• [Extracted text]:

5. If the Defendant breaches the terms of this Order or the Settlement and/or withdraws or stops payment on any tender of the Settlement Amount or fails to immediately pay the full Settlement Amount, then the limitation of liability and other benefits granted to the Defendant in this Order shall be null, void and of no effect, and the Consolidated Debtors shall be entitled to have this Order vacated, to reinstitute this adversary proceeding and/or to otherwise fully pursue the causes of action set forth in the Complaint, as if no Settlement had occurred, along with any claims for damages suffered by the Consolidated Debtors or their estates, and in any such circumstance, the Defendant shall be barred from asserting any defense to such actions on the basis of the Settlement or any term set forth this Order.

• [Stated problem 1]: Reproduce the part of the breach provision that opens with the words containing "5. If the Defendant" and closes with "forth this Order.".
• [Stated problem 2]:
Answer these questions using the breach provision:
(a) What becomes null, void and of no effect if the Defendant breaches?
(b) What may the Consolidated Debtors have vacated?
(c) Along with the causes of action in the Complaint, what claims may the Consolidated Debtors pursue?
• [Stated problem 3]: Pick up the breach provision after its last sentence and write what comes next.

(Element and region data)
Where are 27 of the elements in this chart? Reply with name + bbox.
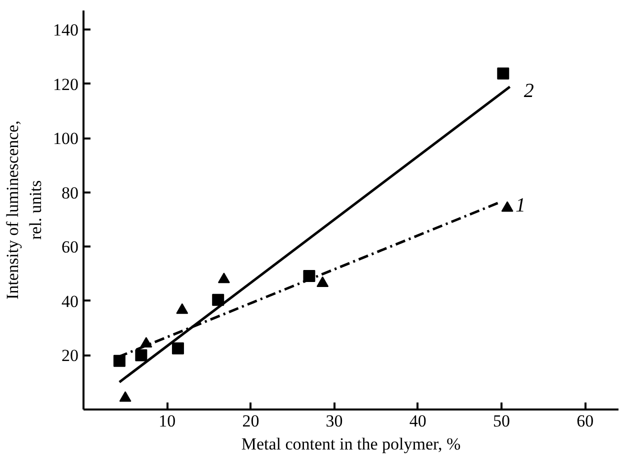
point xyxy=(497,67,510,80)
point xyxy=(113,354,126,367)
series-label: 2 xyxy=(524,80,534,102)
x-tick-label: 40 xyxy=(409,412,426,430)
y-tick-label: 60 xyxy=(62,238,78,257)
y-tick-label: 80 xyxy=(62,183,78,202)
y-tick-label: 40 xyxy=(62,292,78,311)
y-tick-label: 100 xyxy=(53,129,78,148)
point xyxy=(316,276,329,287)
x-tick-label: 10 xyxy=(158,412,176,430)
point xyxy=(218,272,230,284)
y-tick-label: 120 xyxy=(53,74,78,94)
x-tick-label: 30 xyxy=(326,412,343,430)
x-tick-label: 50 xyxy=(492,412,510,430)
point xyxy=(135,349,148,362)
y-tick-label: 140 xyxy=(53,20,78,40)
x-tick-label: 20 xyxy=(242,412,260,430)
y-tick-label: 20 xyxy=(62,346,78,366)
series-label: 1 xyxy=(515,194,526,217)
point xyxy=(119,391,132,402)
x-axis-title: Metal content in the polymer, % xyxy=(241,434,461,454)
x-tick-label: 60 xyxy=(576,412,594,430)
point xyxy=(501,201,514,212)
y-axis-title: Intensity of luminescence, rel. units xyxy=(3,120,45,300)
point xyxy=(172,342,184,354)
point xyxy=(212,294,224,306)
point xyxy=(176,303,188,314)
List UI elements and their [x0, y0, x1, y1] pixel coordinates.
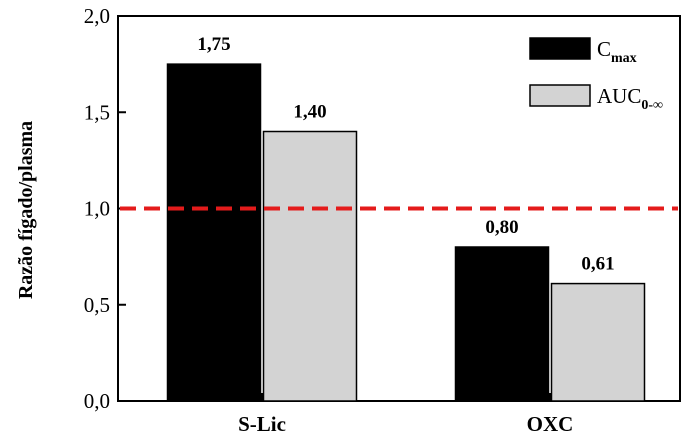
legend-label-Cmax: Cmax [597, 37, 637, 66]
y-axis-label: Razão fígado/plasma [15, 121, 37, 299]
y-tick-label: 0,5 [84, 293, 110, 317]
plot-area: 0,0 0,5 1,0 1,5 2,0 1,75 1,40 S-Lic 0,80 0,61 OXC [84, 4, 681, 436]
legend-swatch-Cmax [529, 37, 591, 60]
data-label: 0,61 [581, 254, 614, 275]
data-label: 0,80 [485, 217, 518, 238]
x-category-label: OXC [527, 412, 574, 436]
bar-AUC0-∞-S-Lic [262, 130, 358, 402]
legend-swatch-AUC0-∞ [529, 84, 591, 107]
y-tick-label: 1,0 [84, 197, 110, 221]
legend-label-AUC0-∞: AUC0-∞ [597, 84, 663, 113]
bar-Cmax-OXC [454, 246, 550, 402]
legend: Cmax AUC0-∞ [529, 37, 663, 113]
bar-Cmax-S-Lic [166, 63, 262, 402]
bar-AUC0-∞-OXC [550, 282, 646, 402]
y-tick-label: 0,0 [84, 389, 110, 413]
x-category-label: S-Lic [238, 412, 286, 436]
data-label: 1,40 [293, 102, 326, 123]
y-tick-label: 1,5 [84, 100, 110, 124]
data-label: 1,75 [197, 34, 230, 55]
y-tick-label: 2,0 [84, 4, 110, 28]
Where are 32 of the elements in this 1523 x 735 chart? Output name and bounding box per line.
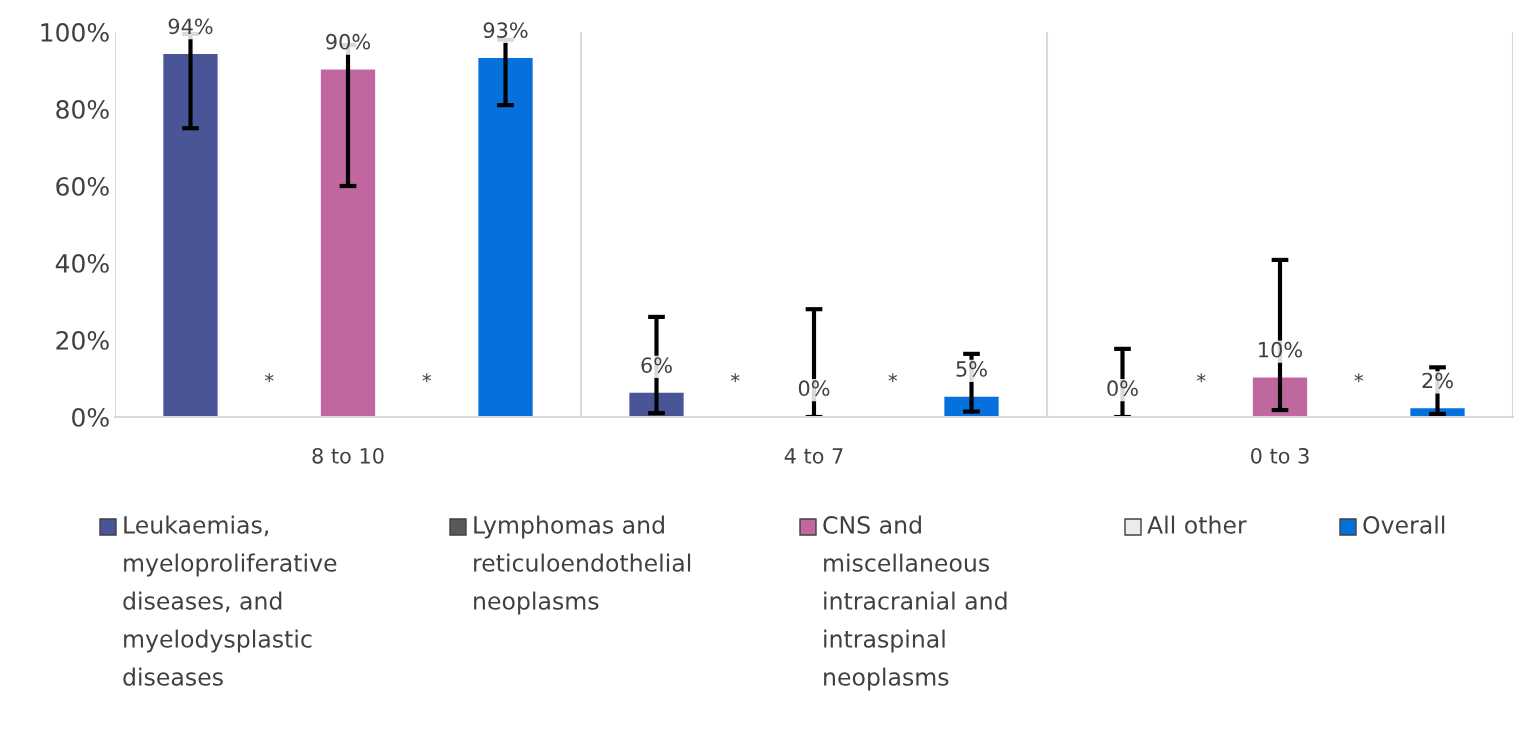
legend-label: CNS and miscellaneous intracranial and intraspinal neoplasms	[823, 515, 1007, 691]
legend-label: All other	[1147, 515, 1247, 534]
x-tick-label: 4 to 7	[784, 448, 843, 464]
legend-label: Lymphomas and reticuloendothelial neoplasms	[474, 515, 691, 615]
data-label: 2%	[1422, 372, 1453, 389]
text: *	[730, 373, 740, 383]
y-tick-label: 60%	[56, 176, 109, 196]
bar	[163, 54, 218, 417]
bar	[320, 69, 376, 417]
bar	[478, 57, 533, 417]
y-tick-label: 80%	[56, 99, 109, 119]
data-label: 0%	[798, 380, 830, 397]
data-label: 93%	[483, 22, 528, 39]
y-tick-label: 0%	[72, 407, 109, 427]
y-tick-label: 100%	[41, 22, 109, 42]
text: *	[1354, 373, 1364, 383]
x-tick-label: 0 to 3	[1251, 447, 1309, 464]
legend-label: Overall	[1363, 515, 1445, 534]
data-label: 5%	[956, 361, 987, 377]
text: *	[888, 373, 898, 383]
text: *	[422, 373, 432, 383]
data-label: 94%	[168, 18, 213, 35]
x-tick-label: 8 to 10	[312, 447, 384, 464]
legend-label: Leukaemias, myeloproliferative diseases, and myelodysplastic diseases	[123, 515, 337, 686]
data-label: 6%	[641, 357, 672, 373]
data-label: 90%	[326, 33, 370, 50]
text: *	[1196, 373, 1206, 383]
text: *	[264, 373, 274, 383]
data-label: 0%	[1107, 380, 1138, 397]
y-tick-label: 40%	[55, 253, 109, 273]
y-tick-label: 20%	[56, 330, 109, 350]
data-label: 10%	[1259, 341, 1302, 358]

• [Exercise output 1]:
5. If the Defendant breaches the terms of this Order or the Settlement and/or withdraws or stops payment on any tender of the Settlement Amount or fails to immediately pay the full Settlement Amount, then the limitation of liability and other benefits granted to the Defendant in this Order shall be null, void and of no effect, and the Consolidated Debtors shall be entitled to have this Order vacated, to reinstitute this adversary proceeding and/or to otherwise fully pursue the causes of action set forth in the Complaint, as if no Settlement had occurred, along with any claims for damages suffered by the Consolidated Debtors or their estates, and in any such circumstance, the Defendant shall be barred from asserting any defense to such actions on the basis of the Settlement or any term set forth this Order.

• [Exercise output 2]:
(a) The limitation of liability and other benefits granted to the Defendant in this Order.
(b) This Order.
(c) Any claims for damages suffered by the Consolidated Debtors or their estates.

• [Exercise output 3]:
6. Except to the extent a particular claim is specifically allowed or disallowed by the terms of this Order, neither the agreement of the Consolidated Debtors to the Settlement nor the terms of this Order shall be deemed to be a waiver, judicial determination, res judicata or preclusive, of any rights that the Consolidated Debtors might otherwise have to object or otherwise dispute, on any grounds, any claim asserted by the Defendant.
7. Except to the extent the Court does not have subject matter jurisdiction under applicable law, any matters or disputes related to the enforcement of the terms of this Order or that otherwise arise from, or are related to this Order, shall be heard by this Court unless otherwise agreed in writing by the Parties.